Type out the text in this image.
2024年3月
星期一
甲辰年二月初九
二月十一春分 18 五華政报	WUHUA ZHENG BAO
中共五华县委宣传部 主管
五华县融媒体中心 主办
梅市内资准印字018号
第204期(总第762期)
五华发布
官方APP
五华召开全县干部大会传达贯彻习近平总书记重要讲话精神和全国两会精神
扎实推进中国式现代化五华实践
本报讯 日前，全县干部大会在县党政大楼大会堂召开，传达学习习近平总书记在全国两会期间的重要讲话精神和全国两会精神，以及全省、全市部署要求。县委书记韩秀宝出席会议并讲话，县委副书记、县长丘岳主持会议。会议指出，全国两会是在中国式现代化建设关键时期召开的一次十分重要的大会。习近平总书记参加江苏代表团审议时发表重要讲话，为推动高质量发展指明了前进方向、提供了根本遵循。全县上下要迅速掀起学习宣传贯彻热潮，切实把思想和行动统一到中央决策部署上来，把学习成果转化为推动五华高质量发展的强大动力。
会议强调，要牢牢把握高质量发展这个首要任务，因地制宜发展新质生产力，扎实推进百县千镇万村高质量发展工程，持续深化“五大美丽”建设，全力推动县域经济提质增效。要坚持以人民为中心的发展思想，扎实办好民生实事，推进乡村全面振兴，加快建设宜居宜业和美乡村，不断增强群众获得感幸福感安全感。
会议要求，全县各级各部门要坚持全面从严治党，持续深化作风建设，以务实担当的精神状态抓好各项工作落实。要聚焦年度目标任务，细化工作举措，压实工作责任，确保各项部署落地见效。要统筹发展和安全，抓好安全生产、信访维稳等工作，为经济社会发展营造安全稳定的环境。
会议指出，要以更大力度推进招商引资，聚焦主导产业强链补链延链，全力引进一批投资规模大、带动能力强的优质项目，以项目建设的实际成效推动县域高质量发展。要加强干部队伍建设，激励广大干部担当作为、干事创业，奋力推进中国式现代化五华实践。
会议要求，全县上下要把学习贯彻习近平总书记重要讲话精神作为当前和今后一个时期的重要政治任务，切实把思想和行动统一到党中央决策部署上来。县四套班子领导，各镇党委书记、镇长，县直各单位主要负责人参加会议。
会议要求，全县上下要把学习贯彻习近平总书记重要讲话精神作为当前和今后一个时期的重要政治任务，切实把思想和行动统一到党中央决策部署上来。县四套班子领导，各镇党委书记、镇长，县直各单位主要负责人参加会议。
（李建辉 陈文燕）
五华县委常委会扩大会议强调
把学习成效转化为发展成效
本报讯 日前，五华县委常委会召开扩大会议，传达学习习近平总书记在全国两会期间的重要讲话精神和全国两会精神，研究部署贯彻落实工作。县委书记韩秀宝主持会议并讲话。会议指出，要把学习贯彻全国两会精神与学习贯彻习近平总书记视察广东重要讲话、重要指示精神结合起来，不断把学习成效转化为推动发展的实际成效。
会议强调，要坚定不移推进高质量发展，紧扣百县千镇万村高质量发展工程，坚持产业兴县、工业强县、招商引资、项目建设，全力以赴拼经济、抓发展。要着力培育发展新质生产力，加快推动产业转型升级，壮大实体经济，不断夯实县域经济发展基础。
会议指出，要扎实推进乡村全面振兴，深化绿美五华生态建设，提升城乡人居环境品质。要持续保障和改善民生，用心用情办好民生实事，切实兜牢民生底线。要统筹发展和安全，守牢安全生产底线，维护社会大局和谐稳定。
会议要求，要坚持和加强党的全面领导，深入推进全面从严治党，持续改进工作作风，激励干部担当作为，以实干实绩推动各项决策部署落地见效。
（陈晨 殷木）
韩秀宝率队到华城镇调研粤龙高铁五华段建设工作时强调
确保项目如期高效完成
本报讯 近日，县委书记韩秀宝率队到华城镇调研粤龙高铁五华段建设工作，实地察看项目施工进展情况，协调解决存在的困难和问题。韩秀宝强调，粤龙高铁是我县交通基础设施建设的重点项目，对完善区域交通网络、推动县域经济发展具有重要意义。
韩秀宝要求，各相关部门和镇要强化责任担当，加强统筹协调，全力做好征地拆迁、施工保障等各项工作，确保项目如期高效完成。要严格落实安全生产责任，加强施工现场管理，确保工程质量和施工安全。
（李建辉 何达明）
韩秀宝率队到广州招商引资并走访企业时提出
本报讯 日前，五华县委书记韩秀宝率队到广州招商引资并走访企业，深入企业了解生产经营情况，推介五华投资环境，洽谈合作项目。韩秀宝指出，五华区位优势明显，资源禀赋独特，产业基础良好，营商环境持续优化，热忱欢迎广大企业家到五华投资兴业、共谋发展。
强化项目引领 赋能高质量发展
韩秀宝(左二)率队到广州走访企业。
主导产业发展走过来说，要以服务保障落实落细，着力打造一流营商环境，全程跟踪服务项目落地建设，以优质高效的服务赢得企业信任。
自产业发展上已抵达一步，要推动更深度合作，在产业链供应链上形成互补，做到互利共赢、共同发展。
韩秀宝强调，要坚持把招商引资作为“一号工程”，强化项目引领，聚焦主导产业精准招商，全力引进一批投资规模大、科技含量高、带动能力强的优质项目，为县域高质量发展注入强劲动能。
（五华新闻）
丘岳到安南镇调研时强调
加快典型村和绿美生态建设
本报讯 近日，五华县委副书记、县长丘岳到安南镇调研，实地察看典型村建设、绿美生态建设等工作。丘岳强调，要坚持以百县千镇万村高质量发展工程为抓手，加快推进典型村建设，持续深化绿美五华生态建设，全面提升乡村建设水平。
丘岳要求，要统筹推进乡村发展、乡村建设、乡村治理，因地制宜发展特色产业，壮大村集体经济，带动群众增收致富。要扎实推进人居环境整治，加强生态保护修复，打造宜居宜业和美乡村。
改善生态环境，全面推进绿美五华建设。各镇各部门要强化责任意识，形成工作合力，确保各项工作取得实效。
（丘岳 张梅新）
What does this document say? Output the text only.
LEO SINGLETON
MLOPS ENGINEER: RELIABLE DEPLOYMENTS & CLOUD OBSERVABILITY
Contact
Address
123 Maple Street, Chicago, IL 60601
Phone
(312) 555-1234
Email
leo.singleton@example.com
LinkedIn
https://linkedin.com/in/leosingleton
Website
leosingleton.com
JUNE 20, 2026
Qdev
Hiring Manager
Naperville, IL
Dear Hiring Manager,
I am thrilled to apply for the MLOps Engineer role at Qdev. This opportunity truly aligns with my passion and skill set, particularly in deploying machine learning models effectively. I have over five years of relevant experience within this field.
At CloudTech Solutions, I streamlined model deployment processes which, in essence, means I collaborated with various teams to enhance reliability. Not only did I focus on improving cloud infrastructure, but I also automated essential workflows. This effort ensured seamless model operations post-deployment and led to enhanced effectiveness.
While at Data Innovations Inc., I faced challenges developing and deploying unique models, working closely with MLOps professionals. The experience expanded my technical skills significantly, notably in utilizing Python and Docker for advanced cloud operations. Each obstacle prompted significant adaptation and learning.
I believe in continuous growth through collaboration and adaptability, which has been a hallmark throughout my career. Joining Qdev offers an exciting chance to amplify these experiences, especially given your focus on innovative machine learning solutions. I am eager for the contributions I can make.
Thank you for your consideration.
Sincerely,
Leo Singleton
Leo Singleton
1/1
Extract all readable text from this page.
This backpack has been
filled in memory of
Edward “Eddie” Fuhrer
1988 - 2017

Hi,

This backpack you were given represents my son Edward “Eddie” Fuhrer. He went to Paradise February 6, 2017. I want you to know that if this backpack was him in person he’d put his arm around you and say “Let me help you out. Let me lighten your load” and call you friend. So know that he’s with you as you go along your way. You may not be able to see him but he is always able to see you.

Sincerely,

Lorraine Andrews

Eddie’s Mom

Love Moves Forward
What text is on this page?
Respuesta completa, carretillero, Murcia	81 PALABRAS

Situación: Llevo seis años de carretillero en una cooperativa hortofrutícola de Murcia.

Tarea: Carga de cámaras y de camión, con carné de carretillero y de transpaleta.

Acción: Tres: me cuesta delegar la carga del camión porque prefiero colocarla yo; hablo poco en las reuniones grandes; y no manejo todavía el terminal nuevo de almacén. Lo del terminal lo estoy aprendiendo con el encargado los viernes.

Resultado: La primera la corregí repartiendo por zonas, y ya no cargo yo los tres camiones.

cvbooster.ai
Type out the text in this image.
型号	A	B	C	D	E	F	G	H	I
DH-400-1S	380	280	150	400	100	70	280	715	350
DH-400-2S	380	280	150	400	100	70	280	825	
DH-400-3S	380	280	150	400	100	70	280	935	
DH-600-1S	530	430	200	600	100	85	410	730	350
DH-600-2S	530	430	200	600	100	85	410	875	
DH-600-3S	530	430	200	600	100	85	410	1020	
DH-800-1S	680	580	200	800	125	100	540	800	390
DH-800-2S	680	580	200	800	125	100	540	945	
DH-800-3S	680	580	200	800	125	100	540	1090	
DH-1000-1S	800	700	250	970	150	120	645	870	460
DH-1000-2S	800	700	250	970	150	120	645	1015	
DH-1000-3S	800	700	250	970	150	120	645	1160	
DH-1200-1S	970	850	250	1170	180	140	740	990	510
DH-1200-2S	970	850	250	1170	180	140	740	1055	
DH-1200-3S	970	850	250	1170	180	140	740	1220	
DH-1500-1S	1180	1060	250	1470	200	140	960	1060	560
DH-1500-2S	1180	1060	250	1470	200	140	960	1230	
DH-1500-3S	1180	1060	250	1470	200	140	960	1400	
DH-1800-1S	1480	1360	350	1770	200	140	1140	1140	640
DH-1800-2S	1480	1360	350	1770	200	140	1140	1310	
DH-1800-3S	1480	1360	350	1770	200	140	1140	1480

• **Exercise details**
List all lines above in which the string "强化项目引领" appears.

• **Result below**
强化项目引领 赋能高质量发展
韩秀宝强调，要坚持把招商引资作为“一号工程”，强化项目引领，聚焦主导产业精准招商，全力引进一批投资规模大、科技含量高、带动能力强的优质项目，为县域高质量发展注入强劲动能。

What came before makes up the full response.